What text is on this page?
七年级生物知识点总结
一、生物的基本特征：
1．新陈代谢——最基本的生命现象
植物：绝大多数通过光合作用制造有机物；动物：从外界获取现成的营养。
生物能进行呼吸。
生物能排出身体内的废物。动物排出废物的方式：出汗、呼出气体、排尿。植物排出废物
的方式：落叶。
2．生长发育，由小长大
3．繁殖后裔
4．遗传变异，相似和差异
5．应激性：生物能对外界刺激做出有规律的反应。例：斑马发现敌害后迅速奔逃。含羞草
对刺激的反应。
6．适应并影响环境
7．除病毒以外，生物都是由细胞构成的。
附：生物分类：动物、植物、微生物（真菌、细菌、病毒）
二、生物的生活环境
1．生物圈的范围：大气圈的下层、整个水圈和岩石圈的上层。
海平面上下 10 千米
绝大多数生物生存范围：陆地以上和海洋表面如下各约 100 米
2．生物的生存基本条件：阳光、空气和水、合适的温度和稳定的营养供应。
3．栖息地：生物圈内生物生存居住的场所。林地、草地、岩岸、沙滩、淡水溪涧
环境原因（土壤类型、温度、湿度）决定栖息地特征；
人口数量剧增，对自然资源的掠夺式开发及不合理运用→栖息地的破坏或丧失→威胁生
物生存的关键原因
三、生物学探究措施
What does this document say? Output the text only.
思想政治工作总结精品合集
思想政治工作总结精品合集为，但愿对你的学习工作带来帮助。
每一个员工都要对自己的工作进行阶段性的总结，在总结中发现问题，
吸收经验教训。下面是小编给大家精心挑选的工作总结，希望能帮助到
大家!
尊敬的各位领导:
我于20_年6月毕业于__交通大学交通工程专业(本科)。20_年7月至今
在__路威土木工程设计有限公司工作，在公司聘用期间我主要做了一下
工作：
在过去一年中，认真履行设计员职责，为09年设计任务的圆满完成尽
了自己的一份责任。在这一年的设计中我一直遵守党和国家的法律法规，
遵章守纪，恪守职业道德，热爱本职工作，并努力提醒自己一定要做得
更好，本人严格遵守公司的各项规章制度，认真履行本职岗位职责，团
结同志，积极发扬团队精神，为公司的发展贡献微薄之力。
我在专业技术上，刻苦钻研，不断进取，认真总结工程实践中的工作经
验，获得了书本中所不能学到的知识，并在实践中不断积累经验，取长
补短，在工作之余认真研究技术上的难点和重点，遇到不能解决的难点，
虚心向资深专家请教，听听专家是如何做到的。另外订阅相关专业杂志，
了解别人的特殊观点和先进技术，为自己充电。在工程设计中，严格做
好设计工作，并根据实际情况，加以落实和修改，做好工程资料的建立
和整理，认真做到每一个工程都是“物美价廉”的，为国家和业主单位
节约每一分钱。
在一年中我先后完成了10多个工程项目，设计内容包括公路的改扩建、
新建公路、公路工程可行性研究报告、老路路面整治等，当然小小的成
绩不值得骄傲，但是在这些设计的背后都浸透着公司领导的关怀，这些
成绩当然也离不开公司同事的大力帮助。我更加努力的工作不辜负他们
■ ■ ■ ■ ■ ■ ■
* **What the exercise asks**
Read the entries and select each line where the word "this" is found.

* **Written solution**
What text is on this page?
What does this document say? Output the text only.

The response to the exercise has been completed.